**Exercise requirements:**
Copy the lines of the listing word for word, beginning with its first line and stopping after the line that contains "svg-text:7: 7 — [561, 543, 567, 557]".

(Item position entries)
= = = = =
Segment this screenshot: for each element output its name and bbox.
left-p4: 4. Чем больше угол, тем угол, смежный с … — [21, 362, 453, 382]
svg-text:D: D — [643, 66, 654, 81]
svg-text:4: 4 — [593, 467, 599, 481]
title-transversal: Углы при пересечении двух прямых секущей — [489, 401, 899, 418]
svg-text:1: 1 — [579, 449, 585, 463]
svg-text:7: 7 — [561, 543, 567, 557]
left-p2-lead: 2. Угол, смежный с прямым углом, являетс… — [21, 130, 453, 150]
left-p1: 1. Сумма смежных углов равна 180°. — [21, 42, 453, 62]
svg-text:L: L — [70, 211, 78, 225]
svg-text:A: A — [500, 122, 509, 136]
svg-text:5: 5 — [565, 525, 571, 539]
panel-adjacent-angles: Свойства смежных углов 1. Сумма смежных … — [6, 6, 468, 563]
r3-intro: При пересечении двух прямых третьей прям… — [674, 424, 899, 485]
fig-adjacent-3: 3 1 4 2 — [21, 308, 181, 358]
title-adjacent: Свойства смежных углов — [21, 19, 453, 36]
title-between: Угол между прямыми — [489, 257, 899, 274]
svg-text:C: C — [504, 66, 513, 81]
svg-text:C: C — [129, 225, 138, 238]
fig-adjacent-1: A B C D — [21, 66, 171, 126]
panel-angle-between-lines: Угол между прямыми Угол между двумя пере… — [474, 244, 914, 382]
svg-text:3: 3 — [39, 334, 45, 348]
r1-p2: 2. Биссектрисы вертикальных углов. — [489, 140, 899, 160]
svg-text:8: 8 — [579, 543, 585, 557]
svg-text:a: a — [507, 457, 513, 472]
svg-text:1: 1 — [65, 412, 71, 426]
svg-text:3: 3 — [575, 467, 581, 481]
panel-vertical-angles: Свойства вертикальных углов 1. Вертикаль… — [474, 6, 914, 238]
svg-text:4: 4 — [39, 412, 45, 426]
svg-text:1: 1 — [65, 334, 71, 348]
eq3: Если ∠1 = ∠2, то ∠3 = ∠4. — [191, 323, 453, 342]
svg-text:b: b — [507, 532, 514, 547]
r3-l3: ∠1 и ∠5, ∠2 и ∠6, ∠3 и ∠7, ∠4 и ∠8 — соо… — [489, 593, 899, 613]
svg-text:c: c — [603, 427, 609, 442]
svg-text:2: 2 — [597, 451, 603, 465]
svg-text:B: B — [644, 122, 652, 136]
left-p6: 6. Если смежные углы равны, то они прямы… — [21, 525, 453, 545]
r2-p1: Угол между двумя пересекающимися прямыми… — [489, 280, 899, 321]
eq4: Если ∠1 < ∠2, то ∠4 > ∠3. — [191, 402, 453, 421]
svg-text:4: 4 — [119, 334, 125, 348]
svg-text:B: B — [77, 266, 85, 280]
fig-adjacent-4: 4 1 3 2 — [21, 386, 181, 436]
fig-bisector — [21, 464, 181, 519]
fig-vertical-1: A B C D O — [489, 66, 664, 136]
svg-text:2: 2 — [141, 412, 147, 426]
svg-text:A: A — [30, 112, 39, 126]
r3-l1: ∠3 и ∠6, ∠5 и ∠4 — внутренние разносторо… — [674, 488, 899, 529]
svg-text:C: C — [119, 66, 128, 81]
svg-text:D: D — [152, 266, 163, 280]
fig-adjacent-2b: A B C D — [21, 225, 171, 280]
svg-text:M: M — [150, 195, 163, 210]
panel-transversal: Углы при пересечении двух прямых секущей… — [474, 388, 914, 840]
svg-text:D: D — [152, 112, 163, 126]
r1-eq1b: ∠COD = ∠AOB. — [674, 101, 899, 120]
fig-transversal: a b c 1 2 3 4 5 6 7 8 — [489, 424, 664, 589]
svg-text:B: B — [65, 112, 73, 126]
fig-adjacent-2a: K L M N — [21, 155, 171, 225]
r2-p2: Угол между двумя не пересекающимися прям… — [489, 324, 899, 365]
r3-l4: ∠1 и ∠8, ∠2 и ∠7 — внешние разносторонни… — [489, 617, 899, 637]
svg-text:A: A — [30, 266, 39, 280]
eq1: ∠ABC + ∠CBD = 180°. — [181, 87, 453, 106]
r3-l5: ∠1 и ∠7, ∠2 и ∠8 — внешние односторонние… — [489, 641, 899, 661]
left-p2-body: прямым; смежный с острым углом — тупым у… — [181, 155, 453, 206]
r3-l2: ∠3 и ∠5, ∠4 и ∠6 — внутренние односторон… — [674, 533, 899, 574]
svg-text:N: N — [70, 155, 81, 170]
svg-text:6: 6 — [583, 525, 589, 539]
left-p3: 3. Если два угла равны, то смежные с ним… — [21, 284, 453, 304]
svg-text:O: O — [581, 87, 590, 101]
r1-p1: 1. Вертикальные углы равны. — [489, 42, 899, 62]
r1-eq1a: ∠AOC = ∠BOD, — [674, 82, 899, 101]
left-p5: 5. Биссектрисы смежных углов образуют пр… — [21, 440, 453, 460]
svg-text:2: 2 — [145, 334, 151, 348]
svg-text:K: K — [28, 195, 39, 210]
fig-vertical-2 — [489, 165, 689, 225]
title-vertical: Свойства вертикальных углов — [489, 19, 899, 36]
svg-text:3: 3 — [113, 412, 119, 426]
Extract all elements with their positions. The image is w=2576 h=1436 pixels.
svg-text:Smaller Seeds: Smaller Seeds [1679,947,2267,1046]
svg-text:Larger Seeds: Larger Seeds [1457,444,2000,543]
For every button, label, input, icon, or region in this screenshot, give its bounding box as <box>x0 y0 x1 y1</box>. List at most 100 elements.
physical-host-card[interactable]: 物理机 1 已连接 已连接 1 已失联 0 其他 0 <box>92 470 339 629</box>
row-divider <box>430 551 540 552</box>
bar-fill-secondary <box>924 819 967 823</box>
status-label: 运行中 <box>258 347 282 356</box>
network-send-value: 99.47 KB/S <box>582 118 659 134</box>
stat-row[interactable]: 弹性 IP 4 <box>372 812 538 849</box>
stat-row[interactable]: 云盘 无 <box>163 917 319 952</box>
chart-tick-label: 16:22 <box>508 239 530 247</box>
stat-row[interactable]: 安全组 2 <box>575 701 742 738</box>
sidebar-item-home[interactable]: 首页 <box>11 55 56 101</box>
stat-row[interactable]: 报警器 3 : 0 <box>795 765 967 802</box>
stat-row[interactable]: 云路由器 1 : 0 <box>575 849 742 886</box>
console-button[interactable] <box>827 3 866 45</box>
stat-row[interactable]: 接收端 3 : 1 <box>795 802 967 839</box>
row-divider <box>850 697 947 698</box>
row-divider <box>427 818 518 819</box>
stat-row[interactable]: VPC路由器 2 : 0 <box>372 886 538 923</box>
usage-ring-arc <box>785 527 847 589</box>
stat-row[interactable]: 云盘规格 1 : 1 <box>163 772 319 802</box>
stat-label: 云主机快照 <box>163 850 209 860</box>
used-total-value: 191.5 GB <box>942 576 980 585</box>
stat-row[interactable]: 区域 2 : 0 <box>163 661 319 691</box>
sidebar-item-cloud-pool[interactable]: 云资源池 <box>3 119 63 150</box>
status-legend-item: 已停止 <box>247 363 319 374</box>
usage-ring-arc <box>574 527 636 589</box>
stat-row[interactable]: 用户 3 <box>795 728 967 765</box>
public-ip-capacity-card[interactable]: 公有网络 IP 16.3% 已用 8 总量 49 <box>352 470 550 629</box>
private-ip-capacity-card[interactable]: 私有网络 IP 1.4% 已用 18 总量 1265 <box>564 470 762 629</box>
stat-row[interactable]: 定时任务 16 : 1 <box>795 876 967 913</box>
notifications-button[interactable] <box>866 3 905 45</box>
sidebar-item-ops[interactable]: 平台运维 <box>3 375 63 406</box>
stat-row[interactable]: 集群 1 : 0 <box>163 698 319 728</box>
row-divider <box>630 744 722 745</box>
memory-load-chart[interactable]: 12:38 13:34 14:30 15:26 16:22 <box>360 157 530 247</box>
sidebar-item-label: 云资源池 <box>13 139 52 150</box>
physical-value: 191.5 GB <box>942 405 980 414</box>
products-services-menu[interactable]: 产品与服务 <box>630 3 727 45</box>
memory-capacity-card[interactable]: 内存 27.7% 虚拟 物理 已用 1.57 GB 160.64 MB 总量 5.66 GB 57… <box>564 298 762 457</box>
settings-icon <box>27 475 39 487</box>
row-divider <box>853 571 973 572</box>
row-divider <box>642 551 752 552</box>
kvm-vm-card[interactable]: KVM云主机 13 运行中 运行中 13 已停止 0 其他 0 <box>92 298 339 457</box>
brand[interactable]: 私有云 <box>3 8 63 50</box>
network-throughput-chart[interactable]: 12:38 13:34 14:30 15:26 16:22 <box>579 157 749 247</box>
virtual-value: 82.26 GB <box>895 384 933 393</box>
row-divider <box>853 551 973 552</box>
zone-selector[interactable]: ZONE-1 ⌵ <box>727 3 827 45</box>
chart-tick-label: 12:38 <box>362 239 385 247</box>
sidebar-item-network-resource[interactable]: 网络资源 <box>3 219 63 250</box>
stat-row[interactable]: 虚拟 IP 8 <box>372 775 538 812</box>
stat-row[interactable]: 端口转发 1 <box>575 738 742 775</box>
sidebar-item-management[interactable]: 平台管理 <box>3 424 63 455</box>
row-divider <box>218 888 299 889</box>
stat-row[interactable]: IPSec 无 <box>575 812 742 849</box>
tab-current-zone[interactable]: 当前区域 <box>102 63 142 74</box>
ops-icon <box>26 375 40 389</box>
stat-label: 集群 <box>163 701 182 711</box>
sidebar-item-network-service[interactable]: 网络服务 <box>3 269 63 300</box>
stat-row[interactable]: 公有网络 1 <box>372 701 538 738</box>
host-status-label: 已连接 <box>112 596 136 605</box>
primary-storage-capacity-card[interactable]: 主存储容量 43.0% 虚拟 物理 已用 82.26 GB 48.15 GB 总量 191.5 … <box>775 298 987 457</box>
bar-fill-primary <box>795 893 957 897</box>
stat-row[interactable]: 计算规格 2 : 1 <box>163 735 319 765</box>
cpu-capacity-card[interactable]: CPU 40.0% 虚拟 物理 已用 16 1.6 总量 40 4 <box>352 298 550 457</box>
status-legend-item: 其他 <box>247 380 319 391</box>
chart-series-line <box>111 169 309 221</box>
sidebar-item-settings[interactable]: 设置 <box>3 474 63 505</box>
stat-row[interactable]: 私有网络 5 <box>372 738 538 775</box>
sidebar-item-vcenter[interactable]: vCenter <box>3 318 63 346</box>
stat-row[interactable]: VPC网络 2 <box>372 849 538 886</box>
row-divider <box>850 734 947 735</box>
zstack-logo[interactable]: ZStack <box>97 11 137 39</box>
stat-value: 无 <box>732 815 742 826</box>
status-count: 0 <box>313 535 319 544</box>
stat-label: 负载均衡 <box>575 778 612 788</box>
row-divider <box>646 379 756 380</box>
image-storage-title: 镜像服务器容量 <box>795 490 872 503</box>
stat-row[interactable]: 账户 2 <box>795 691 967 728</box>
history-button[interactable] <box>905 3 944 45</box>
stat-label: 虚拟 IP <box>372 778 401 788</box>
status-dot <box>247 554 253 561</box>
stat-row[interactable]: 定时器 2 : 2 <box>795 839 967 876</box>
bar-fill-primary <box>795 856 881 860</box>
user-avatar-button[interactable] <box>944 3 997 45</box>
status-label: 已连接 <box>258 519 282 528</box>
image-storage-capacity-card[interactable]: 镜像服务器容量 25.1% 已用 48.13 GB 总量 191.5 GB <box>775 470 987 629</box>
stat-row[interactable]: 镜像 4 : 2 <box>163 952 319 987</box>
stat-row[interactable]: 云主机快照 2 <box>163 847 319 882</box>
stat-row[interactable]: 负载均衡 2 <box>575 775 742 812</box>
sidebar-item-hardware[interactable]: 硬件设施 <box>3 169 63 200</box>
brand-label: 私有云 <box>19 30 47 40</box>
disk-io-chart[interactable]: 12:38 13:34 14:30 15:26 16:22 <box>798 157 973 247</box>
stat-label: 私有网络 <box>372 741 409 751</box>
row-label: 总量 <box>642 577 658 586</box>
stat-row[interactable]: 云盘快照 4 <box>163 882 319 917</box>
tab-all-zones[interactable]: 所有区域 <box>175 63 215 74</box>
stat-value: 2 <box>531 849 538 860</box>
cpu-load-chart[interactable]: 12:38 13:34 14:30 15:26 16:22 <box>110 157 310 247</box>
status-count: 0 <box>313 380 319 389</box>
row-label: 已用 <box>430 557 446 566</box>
= = = = =
**Final result:**
Segment this screenshot: for each element output its name and bbox.
left-p4: 4. Чем больше угол, тем угол, смежный с … — [21, 362, 453, 382]
svg-text:D: D — [643, 66, 654, 81]
svg-text:4: 4 — [593, 467, 599, 481]
title-transversal: Углы при пересечении двух прямых секущей — [489, 401, 899, 418]
svg-text:1: 1 — [579, 449, 585, 463]
svg-text:7: 7 — [561, 543, 567, 557]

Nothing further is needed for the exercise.